Exercise task →
Transcribe every line exactly. Leave the pictures behind.

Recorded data
● ● ●
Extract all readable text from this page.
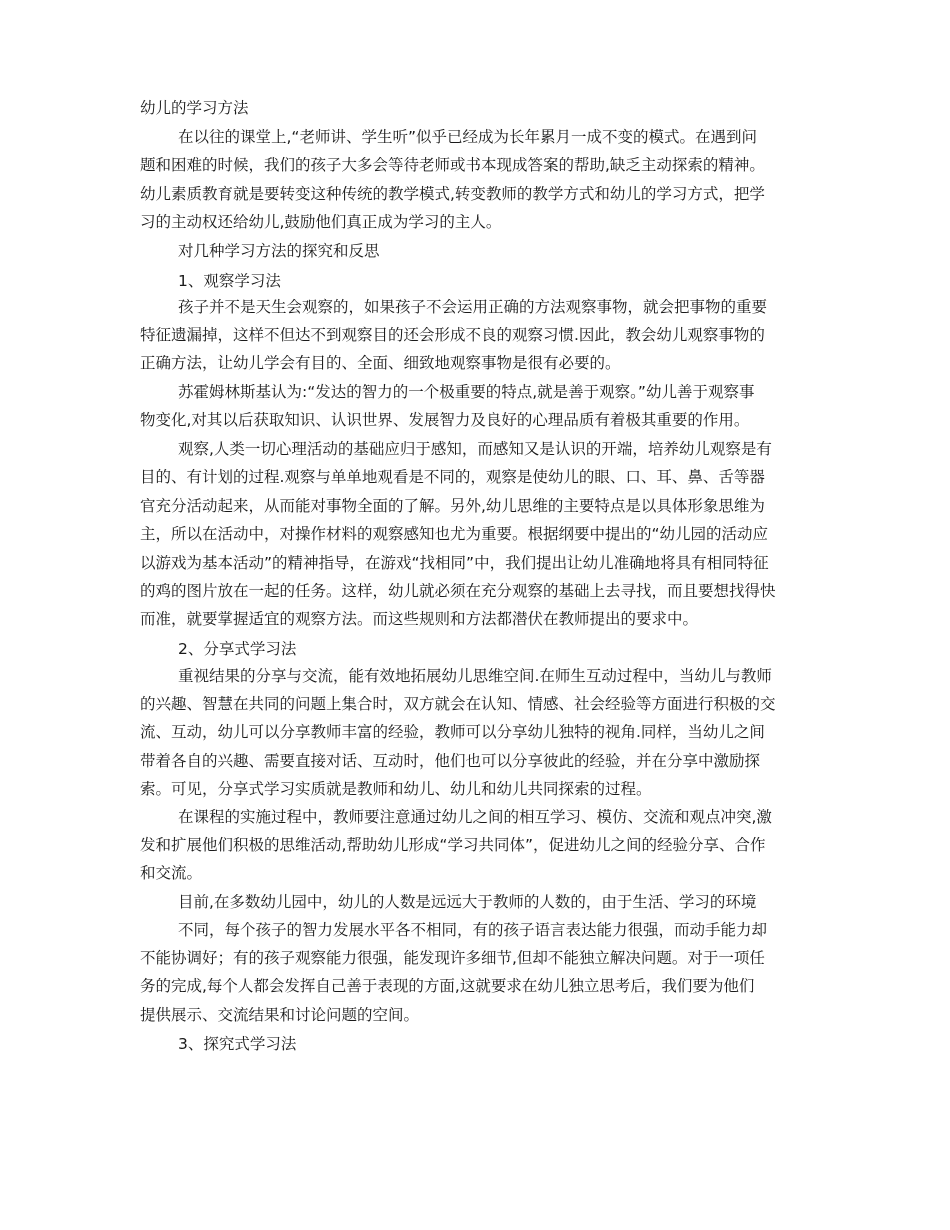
幼儿的学习方法
在以往的课堂上,“老师讲、学生听”似乎已经成为长年累月一成不变的模式。在遇到问
题和困难的时候，我们的孩子大多会等待老师或书本现成答案的帮助,缺乏主动探索的精神。
幼儿素质教育就是要转变这种传统的教学模式,转变教师的教学方式和幼儿的学习方式，把学
习的主动权还给幼儿,鼓励他们真正成为学习的主人。
对几种学习方法的探究和反思
1、观察学习法
孩子并不是天生会观察的，如果孩子不会运用正确的方法观察事物，就会把事物的重要
特征遗漏掉，这样不但达不到观察目的还会形成不良的观察习惯.因此，教会幼儿观察事物的
正确方法，让幼儿学会有目的、全面、细致地观察事物是很有必要的。
苏霍姆林斯基认为:“发达的智力的一个极重要的特点,就是善于观察。”幼儿善于观察事
物变化,对其以后获取知识、认识世界、发展智力及良好的心理品质有着极其重要的作用。
观察,人类一切心理活动的基础应归于感知，而感知又是认识的开端，培养幼儿观察是有
目的、有计划的过程.观察与单单地观看是不同的，观察是使幼儿的眼、口、耳、鼻、舌等器
官充分活动起来，从而能对事物全面的了解。另外,幼儿思维的主要特点是以具体形象思维为
主，所以在活动中，对操作材料的观察感知也尤为重要。根据纲要中提出的“幼儿园的活动应
以游戏为基本活动”的精神指导，在游戏“找相同”中，我们提出让幼儿准确地将具有相同特征
的鸡的图片放在一起的任务。这样，幼儿就必须在充分观察的基础上去寻找，而且要想找得快
而准，就要掌握适宜的观察方法。而这些规则和方法都潜伏在教师提出的要求中。
2、分享式学习法
重视结果的分享与交流，能有效地拓展幼儿思维空间.在师生互动过程中，当幼儿与教师
的兴趣、智慧在共同的问题上集合时，双方就会在认知、情感、社会经验等方面进行积极的交
流、互动，幼儿可以分享教师丰富的经验，教师可以分享幼儿独特的视角.同样，当幼儿之间
带着各自的兴趣、需要直接对话、互动时，他们也可以分享彼此的经验，并在分享中激励探
索。可见，分享式学习实质就是教师和幼儿、幼儿和幼儿共同探索的过程。
在课程的实施过程中，教师要注意通过幼儿之间的相互学习、模仿、交流和观点冲突,激
发和扩展他们积极的思维活动,帮助幼儿形成“学习共同体”，促进幼儿之间的经验分享、合作
和交流。
目前,在多数幼儿园中，幼儿的人数是远远大于教师的人数的，由于生活、学习的环境
不同，每个孩子的智力发展水平各不相同，有的孩子语言表达能力很强，而动手能力却
不能协调好；有的孩子观察能力很强，能发现许多细节,但却不能独立解决问题。对于一项任
务的完成,每个人都会发挥自己善于表现的方面,这就要求在幼儿独立思考后，我们要为他们
提供展示、交流结果和讨论问题的空间。
3、探究式学习法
● ● ●
Solution to the exercise →
Extract all readable text from this page.
幼儿的学习方法
在以往的课堂上,“老师讲、学生听”似乎已经成为长年累月一成不变的模式。在遇到问
题和困难的时候，我们的孩子大多会等待老师或书本现成答案的帮助,缺乏主动探索的精神。
幼儿素质教育就是要转变这种传统的教学模式,转变教师的教学方式和幼儿的学习方式，把学
习的主动权还给幼儿,鼓励他们真正成为学习的主人。
对几种学习方法的探究和反思
1、观察学习法
孩子并不是天生会观察的，如果孩子不会运用正确的方法观察事物，就会把事物的重要
特征遗漏掉，这样不但达不到观察目的还会形成不良的观察习惯.因此，教会幼儿观察事物的
正确方法，让幼儿学会有目的、全面、细致地观察事物是很有必要的。
苏霍姆林斯基认为:“发达的智力的一个极重要的特点,就是善于观察。”幼儿善于观察事
物变化,对其以后获取知识、认识世界、发展智力及良好的心理品质有着极其重要的作用。
观察,人类一切心理活动的基础应归于感知，而感知又是认识的开端，培养幼儿观察是有
目的、有计划的过程.观察与单单地观看是不同的，观察是使幼儿的眼、口、耳、鼻、舌等器
官充分活动起来，从而能对事物全面的了解。另外,幼儿思维的主要特点是以具体形象思维为
主，所以在活动中，对操作材料的观察感知也尤为重要。根据纲要中提出的“幼儿园的活动应
以游戏为基本活动”的精神指导，在游戏“找相同”中，我们提出让幼儿准确地将具有相同特征
的鸡的图片放在一起的任务。这样，幼儿就必须在充分观察的基础上去寻找，而且要想找得快
而准，就要掌握适宜的观察方法。而这些规则和方法都潜伏在教师提出的要求中。
2、分享式学习法
重视结果的分享与交流，能有效地拓展幼儿思维空间.在师生互动过程中，当幼儿与教师
的兴趣、智慧在共同的问题上集合时，双方就会在认知、情感、社会经验等方面进行积极的交
流、互动，幼儿可以分享教师丰富的经验，教师可以分享幼儿独特的视角.同样，当幼儿之间
带着各自的兴趣、需要直接对话、互动时，他们也可以分享彼此的经验，并在分享中激励探
索。可见，分享式学习实质就是教师和幼儿、幼儿和幼儿共同探索的过程。
在课程的实施过程中，教师要注意通过幼儿之间的相互学习、模仿、交流和观点冲突,激
发和扩展他们积极的思维活动,帮助幼儿形成“学习共同体”，促进幼儿之间的经验分享、合作
和交流。
目前,在多数幼儿园中，幼儿的人数是远远大于教师的人数的，由于生活、学习的环境
不同，每个孩子的智力发展水平各不相同，有的孩子语言表达能力很强，而动手能力却
不能协调好；有的孩子观察能力很强，能发现许多细节,但却不能独立解决问题。对于一项任
务的完成,每个人都会发挥自己善于表现的方面,这就要求在幼儿独立思考后，我们要为他们
提供展示、交流结果和讨论问题的空间。
3、探究式学习法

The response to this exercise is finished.